[Dataset entries on figures]
::::::::::

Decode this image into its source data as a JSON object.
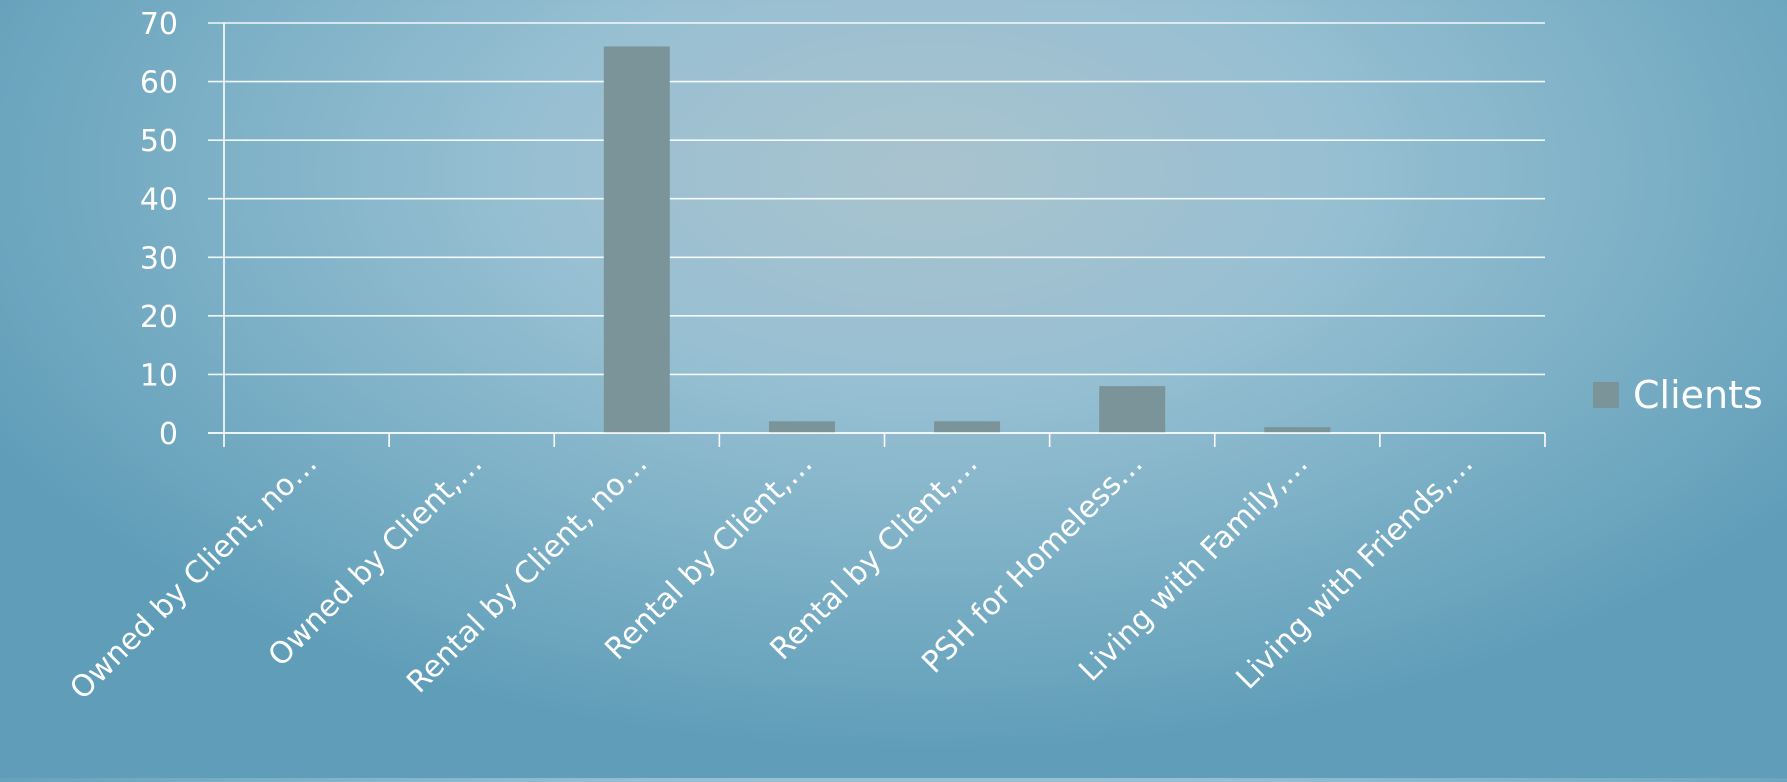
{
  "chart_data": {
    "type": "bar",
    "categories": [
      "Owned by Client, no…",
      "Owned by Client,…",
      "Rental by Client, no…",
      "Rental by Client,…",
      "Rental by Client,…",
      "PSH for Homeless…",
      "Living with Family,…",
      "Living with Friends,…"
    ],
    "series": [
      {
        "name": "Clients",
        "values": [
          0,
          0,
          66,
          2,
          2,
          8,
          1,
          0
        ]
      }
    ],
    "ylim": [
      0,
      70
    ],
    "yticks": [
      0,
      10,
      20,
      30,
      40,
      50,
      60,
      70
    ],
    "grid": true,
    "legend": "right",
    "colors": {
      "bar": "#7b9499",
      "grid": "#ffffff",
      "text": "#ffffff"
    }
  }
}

::::::::::

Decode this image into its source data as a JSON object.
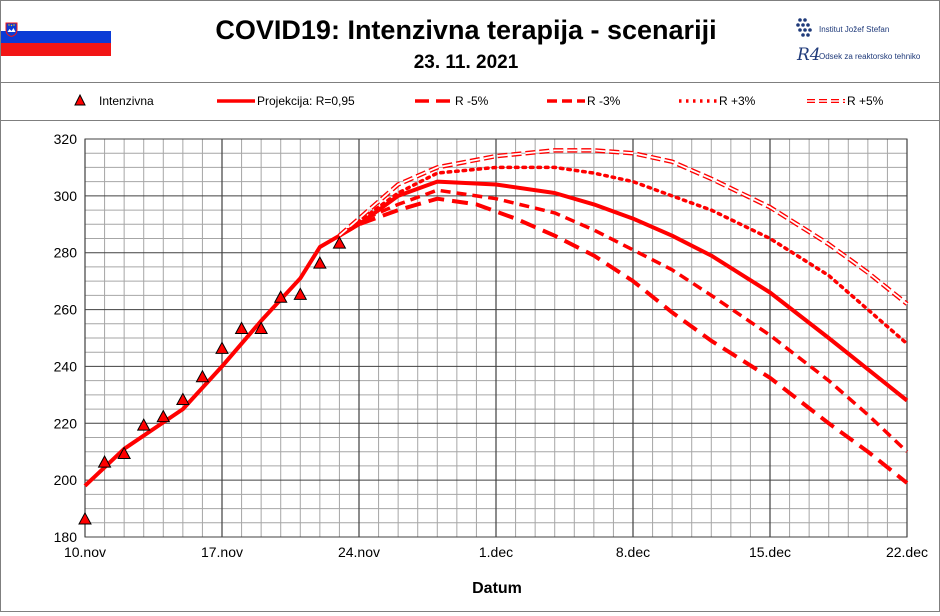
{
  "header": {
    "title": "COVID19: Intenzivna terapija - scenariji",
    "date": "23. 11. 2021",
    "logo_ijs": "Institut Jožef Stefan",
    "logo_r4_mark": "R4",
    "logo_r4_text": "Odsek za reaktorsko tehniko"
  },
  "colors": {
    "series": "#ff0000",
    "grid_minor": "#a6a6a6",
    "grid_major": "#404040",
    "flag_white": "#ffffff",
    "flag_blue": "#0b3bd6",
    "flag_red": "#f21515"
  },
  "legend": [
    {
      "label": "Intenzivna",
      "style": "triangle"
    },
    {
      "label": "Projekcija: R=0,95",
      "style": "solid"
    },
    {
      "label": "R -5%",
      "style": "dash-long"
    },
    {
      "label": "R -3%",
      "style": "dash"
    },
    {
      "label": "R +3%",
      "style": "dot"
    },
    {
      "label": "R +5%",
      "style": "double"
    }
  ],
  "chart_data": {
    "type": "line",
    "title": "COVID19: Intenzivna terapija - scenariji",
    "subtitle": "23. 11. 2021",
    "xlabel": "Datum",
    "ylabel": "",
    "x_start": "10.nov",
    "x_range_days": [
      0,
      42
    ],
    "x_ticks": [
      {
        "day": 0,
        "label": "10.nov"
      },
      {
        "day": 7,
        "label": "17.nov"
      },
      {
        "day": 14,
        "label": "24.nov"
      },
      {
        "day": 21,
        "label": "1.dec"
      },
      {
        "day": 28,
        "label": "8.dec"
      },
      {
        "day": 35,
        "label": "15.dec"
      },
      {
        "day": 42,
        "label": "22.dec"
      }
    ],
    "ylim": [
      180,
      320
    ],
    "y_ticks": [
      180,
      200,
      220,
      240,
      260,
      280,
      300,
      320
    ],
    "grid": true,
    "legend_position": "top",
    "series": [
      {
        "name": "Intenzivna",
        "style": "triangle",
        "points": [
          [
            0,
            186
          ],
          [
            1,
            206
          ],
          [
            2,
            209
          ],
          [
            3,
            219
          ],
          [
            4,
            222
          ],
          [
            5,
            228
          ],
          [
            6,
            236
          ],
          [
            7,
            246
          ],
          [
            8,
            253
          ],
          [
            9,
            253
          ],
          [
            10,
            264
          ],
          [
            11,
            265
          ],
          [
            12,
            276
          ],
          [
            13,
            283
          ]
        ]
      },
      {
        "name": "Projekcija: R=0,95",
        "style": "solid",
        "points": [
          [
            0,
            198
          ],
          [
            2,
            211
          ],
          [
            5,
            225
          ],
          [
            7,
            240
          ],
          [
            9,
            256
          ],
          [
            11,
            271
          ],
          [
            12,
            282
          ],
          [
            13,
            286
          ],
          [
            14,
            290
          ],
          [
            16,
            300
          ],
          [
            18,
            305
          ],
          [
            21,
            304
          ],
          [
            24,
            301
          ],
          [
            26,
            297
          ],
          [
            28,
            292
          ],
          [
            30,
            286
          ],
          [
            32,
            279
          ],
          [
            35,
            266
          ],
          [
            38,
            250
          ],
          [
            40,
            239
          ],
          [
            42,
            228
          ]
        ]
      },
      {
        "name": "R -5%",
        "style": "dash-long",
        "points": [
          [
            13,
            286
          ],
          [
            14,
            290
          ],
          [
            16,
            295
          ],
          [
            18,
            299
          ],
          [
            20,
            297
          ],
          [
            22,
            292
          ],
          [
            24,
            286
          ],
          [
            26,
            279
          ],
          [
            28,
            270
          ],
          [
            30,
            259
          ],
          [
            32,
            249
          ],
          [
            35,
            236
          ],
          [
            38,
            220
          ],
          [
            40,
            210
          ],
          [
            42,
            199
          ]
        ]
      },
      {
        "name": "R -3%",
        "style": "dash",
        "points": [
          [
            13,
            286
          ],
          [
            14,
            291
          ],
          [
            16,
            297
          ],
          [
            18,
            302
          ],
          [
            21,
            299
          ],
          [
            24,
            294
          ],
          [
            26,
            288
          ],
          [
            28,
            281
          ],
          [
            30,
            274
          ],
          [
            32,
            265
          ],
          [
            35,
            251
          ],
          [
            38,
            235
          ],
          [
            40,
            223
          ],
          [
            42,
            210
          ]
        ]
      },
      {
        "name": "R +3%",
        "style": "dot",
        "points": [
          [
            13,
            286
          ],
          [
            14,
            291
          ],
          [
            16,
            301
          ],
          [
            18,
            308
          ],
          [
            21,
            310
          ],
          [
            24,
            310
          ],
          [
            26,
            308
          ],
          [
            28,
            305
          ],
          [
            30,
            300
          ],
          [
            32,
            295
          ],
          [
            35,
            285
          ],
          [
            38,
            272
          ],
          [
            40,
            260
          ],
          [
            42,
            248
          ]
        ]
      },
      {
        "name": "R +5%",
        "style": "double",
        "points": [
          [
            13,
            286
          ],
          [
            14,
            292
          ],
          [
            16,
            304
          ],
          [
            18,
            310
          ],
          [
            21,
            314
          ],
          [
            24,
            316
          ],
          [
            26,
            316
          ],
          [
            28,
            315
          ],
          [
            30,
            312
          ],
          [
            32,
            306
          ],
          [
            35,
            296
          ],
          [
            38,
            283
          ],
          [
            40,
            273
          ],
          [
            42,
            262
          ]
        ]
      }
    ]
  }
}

::::::::::

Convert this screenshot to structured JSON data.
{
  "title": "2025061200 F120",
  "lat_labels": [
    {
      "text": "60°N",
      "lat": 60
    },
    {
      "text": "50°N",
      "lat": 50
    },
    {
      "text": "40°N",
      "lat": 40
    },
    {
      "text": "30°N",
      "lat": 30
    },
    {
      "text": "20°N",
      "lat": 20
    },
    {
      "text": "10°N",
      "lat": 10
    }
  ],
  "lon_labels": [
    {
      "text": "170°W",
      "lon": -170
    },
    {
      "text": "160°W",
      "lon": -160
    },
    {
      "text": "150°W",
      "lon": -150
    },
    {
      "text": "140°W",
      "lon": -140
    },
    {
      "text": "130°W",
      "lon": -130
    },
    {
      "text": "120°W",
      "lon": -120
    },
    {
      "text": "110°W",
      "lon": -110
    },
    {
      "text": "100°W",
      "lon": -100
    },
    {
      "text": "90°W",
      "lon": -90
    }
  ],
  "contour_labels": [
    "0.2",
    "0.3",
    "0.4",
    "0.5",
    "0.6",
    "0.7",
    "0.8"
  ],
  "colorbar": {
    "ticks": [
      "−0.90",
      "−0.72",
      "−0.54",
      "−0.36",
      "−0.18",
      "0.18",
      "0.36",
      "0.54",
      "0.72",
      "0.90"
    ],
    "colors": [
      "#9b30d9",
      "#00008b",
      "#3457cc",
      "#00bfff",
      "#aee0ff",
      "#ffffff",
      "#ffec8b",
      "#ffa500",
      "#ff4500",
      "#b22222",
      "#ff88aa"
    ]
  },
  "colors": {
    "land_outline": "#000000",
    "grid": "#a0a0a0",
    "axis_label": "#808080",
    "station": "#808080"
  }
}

::::::::::

> [Exercise brief]:
Extract each line from the entries above that contains the string "dash".

> [Written solution]:
      "style": "dash-long"
      "style": "dash"
        "style": "dash-long",
        "style": "dash",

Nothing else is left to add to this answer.